**** Entries shown ****

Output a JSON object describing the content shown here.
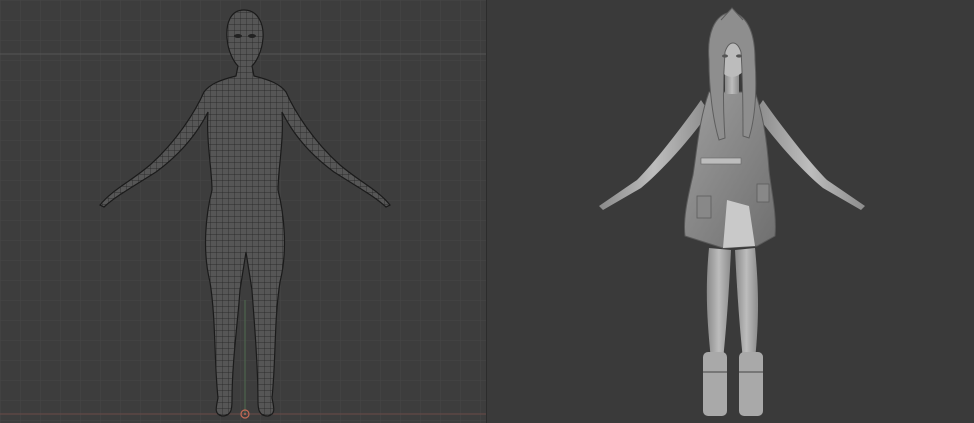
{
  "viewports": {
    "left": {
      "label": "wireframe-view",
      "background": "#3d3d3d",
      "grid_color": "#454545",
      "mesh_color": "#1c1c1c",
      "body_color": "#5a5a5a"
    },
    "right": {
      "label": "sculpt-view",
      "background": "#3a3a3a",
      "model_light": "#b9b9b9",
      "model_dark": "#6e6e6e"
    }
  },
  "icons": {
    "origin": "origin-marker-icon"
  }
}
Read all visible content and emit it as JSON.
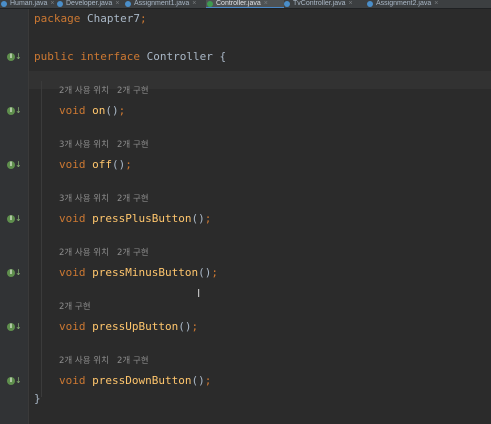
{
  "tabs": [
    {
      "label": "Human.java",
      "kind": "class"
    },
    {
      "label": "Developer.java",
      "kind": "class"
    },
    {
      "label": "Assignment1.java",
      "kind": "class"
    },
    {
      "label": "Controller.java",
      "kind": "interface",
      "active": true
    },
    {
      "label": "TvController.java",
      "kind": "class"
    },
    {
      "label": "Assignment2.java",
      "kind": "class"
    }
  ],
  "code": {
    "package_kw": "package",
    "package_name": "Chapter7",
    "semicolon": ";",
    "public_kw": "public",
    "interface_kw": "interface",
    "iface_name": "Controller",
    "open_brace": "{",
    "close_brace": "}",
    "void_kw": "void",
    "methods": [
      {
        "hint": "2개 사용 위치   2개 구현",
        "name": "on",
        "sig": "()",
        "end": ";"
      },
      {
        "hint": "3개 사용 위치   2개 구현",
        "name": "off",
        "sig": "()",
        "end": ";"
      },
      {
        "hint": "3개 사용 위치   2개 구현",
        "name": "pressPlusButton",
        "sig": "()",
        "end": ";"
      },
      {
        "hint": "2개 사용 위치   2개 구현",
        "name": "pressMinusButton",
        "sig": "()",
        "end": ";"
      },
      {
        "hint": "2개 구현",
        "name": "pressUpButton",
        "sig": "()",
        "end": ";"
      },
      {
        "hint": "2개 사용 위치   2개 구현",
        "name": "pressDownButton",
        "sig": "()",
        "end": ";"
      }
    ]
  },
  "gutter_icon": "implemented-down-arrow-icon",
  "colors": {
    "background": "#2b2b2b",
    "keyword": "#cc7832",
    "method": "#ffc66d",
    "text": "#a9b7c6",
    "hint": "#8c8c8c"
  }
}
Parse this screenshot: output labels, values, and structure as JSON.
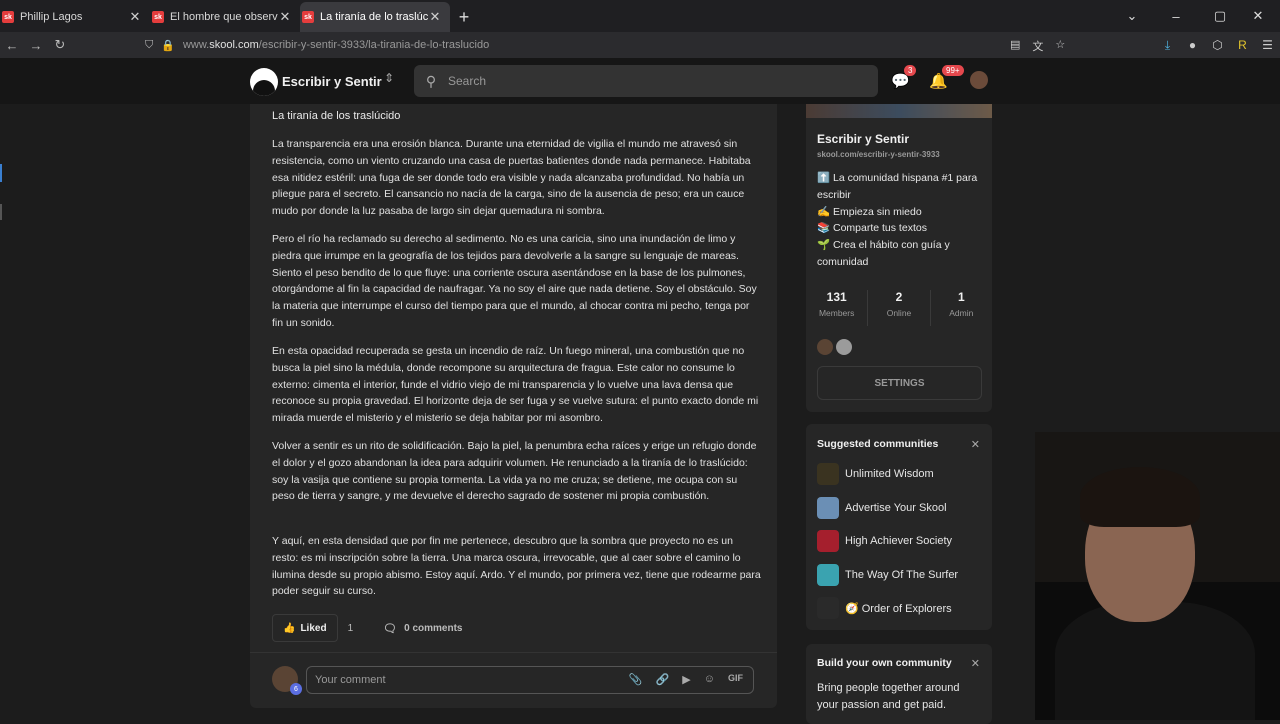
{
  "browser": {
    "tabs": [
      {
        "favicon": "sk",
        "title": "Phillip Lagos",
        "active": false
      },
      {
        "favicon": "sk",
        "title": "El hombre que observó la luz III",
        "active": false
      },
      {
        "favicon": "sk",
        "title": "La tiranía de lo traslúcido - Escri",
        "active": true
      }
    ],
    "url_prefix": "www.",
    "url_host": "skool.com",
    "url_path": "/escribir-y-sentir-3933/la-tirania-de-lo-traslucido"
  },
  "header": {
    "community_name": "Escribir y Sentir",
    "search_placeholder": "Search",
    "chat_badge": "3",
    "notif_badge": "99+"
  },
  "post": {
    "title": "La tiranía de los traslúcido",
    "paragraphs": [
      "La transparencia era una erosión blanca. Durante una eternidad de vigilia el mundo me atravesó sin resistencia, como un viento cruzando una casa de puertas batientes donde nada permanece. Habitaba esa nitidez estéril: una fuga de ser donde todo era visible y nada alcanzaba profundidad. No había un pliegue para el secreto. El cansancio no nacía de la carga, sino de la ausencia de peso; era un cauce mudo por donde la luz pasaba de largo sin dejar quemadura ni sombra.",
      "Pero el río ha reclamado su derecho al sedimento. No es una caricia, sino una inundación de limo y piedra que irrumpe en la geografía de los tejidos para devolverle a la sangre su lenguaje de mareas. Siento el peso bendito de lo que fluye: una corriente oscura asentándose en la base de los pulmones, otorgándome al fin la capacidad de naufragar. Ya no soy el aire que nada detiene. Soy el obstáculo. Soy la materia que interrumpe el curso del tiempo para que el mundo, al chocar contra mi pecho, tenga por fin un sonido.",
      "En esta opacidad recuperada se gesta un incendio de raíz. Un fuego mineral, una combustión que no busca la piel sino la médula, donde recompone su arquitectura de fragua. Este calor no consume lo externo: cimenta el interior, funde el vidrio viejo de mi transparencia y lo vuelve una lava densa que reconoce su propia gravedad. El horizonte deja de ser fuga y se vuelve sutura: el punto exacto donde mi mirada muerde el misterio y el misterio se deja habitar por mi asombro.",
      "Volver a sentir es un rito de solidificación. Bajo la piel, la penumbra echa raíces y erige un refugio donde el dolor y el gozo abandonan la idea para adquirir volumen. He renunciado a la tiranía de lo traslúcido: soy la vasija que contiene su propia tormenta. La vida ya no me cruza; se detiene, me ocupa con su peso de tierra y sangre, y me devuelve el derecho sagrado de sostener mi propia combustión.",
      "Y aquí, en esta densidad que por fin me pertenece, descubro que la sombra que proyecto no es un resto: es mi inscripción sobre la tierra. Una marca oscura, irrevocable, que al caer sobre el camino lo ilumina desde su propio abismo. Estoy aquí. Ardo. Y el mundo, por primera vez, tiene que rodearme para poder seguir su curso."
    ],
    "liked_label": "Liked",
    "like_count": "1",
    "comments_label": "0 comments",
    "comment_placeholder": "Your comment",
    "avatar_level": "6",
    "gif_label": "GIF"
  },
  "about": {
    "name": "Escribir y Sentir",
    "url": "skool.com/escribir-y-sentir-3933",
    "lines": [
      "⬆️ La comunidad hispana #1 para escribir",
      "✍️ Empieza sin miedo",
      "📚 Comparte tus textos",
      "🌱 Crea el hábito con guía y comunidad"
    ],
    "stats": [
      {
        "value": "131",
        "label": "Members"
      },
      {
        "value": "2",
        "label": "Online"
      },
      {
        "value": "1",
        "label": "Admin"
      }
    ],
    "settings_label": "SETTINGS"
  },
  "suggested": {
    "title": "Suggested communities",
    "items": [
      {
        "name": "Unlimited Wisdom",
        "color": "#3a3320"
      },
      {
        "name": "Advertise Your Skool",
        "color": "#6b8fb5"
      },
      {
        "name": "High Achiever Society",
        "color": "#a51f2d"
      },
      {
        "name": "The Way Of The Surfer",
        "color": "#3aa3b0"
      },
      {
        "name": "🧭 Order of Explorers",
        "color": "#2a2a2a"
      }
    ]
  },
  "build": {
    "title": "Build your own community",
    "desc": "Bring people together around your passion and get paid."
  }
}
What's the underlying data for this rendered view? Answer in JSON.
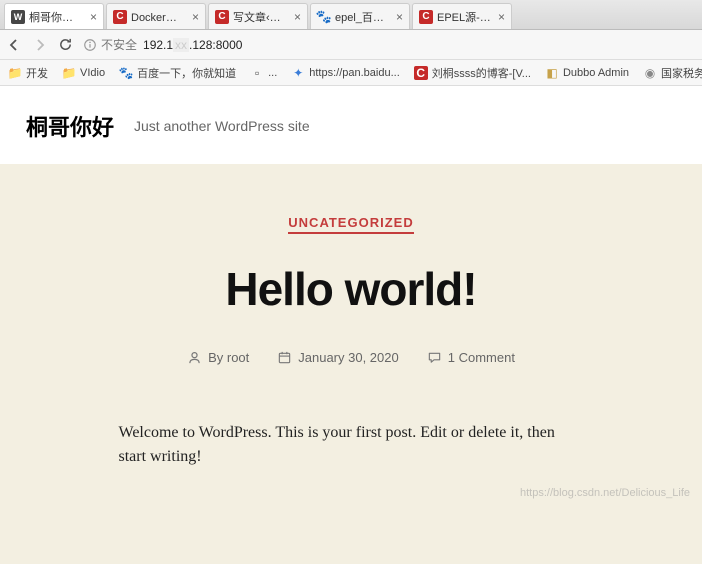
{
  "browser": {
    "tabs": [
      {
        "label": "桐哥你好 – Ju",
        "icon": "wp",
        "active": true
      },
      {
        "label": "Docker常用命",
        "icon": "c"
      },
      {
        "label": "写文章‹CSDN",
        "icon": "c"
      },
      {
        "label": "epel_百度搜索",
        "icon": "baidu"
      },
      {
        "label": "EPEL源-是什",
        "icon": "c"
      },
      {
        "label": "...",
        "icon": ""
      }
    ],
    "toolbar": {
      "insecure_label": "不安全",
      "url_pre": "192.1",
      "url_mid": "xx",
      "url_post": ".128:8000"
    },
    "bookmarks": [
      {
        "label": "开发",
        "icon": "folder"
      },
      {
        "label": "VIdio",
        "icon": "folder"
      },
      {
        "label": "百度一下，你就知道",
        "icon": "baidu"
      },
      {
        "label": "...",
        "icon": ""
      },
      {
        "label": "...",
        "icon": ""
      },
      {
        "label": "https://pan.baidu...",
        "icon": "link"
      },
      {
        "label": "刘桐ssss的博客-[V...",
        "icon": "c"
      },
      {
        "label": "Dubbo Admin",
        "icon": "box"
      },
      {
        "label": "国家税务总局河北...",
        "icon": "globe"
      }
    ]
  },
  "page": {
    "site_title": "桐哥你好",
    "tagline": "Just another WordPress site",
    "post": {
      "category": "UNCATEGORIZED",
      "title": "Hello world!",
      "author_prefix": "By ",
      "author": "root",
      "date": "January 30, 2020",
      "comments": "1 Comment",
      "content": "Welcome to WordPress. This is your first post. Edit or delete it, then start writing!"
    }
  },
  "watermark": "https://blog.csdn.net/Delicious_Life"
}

****

What you are asked to do:
Search the entries for the word "comments" and copy every line that has it.

Result for this exercise:
    "comments_label": "0 comments",
      "comments": "1 Comment",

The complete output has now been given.